REQUIRED WORK: What follows are records. Restate all of them word for word.

[Raw records]

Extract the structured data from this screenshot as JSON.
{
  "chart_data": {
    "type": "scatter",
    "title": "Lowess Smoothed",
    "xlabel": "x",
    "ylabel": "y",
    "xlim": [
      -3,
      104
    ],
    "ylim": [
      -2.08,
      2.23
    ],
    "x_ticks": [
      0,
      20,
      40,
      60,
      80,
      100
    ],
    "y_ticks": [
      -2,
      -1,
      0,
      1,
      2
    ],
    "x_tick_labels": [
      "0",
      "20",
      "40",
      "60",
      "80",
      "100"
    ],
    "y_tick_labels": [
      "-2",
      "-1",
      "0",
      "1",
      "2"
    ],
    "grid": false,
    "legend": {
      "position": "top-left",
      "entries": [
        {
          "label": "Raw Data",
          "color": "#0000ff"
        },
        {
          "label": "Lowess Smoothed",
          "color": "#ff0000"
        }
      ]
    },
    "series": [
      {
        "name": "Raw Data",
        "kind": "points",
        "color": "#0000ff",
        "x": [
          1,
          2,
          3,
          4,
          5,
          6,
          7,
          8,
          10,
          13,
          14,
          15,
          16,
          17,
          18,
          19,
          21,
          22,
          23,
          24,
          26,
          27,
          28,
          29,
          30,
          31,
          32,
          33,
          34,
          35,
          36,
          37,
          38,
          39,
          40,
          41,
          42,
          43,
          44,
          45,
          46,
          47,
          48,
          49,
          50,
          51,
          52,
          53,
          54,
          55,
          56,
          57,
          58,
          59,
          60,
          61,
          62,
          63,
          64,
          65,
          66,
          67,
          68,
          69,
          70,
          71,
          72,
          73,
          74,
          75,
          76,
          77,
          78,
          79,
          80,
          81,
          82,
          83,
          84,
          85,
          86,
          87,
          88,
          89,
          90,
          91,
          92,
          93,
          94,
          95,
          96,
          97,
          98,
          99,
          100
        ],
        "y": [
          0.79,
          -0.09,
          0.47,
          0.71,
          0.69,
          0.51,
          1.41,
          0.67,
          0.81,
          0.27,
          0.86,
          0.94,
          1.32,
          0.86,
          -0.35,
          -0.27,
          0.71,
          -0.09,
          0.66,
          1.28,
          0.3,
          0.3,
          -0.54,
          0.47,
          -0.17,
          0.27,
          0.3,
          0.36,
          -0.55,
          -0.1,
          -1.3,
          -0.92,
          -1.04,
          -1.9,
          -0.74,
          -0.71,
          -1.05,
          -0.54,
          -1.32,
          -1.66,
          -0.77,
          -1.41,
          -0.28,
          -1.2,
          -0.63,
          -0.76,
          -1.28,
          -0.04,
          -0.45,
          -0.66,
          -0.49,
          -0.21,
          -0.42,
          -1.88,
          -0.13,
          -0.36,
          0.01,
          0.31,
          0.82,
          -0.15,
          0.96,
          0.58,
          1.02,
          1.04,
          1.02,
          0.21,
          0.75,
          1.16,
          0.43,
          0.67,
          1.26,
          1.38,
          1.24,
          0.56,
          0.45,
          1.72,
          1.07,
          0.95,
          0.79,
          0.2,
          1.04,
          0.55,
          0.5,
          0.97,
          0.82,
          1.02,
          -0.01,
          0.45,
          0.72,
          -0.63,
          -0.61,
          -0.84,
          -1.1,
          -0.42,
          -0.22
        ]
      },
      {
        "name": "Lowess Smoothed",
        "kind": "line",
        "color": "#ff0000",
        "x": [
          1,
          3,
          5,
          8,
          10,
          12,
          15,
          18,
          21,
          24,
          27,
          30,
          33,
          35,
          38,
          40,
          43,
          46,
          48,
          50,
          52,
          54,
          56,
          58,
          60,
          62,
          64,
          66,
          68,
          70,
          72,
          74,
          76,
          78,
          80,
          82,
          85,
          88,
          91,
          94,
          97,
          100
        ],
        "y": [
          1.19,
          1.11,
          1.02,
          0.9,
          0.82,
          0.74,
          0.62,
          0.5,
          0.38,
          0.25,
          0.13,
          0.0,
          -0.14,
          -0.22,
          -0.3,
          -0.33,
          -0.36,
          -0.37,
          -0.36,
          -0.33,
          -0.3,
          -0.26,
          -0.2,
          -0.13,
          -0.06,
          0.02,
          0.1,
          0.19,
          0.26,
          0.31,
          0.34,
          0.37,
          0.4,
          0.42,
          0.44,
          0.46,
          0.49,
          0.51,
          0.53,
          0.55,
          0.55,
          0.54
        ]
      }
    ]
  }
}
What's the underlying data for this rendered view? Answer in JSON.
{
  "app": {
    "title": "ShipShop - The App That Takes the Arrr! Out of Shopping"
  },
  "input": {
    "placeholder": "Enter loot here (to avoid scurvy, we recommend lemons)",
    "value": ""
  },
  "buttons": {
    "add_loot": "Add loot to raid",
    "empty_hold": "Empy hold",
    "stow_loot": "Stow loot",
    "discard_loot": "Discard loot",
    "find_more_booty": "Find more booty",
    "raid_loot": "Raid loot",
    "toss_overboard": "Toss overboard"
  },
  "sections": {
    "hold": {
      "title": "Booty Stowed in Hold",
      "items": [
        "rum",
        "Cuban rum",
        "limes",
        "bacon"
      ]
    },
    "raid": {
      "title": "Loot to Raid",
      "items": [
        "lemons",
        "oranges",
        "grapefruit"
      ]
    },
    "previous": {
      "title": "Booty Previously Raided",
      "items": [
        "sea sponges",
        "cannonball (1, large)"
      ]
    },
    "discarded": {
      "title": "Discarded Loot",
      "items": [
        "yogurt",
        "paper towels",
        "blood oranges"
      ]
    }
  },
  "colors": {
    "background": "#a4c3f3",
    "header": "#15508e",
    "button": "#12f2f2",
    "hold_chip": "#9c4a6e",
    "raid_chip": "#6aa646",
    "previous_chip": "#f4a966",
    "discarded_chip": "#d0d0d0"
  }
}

FULL OUTPUT:
Extract the structured data from this screenshot as JSON.
{
  "chart_data": {
    "type": "scatter",
    "title": "Lowess Smoothed",
    "xlabel": "x",
    "ylabel": "y",
    "xlim": [
      -3,
      104
    ],
    "ylim": [
      -2.08,
      2.23
    ],
    "x_ticks": [
      0,
      20,
      40,
      60,
      80,
      100
    ],
    "y_ticks": [
      -2,
      -1,
      0,
      1,
      2
    ],
    "x_tick_labels": [
      "0",
      "20",
      "40",
      "60",
      "80",
      "100"
    ],
    "y_tick_labels": [
      "-2",
      "-1",
      "0",
      "1",
      "2"
    ],
    "grid": false,
    "legend": {
      "position": "top-left",
      "entries": [
        {
          "label": "Raw Data",
          "color": "#0000ff"
        },
        {
          "label": "Lowess Smoothed",
          "color": "#ff0000"
        }
      ]
    },
    "series": [
      {
        "name": "Raw Data",
        "kind": "points",
        "color": "#0000ff",
        "x": [
          1,
          2,
          3,
          4,
          5,
          6,
          7,
          8,
          10,
          13,
          14,
          15,
          16,
          17,
          18,
          19,
          21,
          22,
          23,
          24,
          26,
          27,
          28,
          29,
          30,
          31,
          32,
          33,
          34,
          35,
          36,
          37,
          38,
          39,
          40,
          41,
          42,
          43,
          44,
          45,
          46,
          47,
          48,
          49,
          50,
          51,
          52,
          53,
          54,
          55,
          56,
          57,
          58,
          59,
          60,
          61,
          62,
          63,
          64,
          65,
          66,
          67,
          68,
          69,
          70,
          71,
          72,
          73,
          74,
          75,
          76,
          77,
          78,
          79,
          80,
          81,
          82,
          83,
          84,
          85,
          86,
          87,
          88,
          89,
          90,
          91,
          92,
          93,
          94,
          95,
          96,
          97,
          98,
          99,
          100
        ],
        "y": [
          0.79,
          -0.09,
          0.47,
          0.71,
          0.69,
          0.51,
          1.41,
          0.67,
          0.81,
          0.27,
          0.86,
          0.94,
          1.32,
          0.86,
          -0.35,
          -0.27,
          0.71,
          -0.09,
          0.66,
          1.28,
          0.3,
          0.3,
          -0.54,
          0.47,
          -0.17,
          0.27,
          0.3,
          0.36,
          -0.55,
          -0.1,
          -1.3,
          -0.92,
          -1.04,
          -1.9,
          -0.74,
          -0.71,
          -1.05,
          -0.54,
          -1.32,
          -1.66,
          -0.77,
          -1.41,
          -0.28,
          -1.2,
          -0.63,
          -0.76,
          -1.28,
          -0.04,
          -0.45,
          -0.66,
          -0.49,
          -0.21,
          -0.42,
          -1.88,
          -0.13,
          -0.36,
          0.01,
          0.31,
          0.82,
          -0.15,
          0.96,
          0.58,
          1.02,
          1.04,
          1.02,
          0.21,
          0.75,
          1.16,
          0.43,
          0.67,
          1.26,
          1.38,
          1.24,
          0.56,
          0.45,
          1.72,
          1.07,
          0.95,
          0.79,
          0.2,
          1.04,
          0.55,
          0.5,
          0.97,
          0.82,
          1.02,
          -0.01,
          0.45,
          0.72,
          -0.63,
          -0.61,
          -0.84,
          -1.1,
          -0.42,
          -0.22
        ]
      },
      {
        "name": "Lowess Smoothed",
        "kind": "line",
        "color": "#ff0000",
        "x": [
          1,
          3,
          5,
          8,
          10,
          12,
          15,
          18,
          21,
          24,
          27,
          30,
          33,
          35,
          38,
          40,
          43,
          46,
          48,
          50,
          52,
          54,
          56,
          58,
          60,
          62,
          64,
          66,
          68,
          70,
          72,
          74,
          76,
          78,
          80,
          82,
          85,
          88,
          91,
          94,
          97,
          100
        ],
        "y": [
          1.19,
          1.11,
          1.02,
          0.9,
          0.82,
          0.74,
          0.62,
          0.5,
          0.38,
          0.25,
          0.13,
          0.0,
          -0.14,
          -0.22,
          -0.3,
          -0.33,
          -0.36,
          -0.37,
          -0.36,
          -0.33,
          -0.3,
          -0.26,
          -0.2,
          -0.13,
          -0.06,
          0.02,
          0.1,
          0.19,
          0.26,
          0.31,
          0.34,
          0.37,
          0.4,
          0.42,
          0.44,
          0.46,
          0.49,
          0.51,
          0.53,
          0.55,
          0.55,
          0.54
        ]
      }
    ]
  }
}
What's the underlying data for this rendered view? Answer in JSON.
{
  "app": {
    "title": "ShipShop - The App That Takes the Arrr! Out of Shopping"
  },
  "input": {
    "placeholder": "Enter loot here (to avoid scurvy, we recommend lemons)",
    "value": ""
  },
  "buttons": {
    "add_loot": "Add loot to raid",
    "empty_hold": "Empy hold",
    "stow_loot": "Stow loot",
    "discard_loot": "Discard loot",
    "find_more_booty": "Find more booty",
    "raid_loot": "Raid loot",
    "toss_overboard": "Toss overboard"
  },
  "sections": {
    "hold": {
      "title": "Booty Stowed in Hold",
      "items": [
        "rum",
        "Cuban rum",
        "limes",
        "bacon"
      ]
    },
    "raid": {
      "title": "Loot to Raid",
      "items": [
        "lemons",
        "oranges",
        "grapefruit"
      ]
    },
    "previous": {
      "title": "Booty Previously Raided",
      "items": [
        "sea sponges",
        "cannonball (1, large)"
      ]
    },
    "discarded": {
      "title": "Discarded Loot",
      "items": [
        "yogurt",
        "paper towels",
        "blood oranges"
      ]
    }
  },
  "colors": {
    "background": "#a4c3f3",
    "header": "#15508e",
    "button": "#12f2f2",
    "hold_chip": "#9c4a6e",
    "raid_chip": "#6aa646",
    "previous_chip": "#f4a966",
    "discarded_chip": "#d0d0d0"
  }
}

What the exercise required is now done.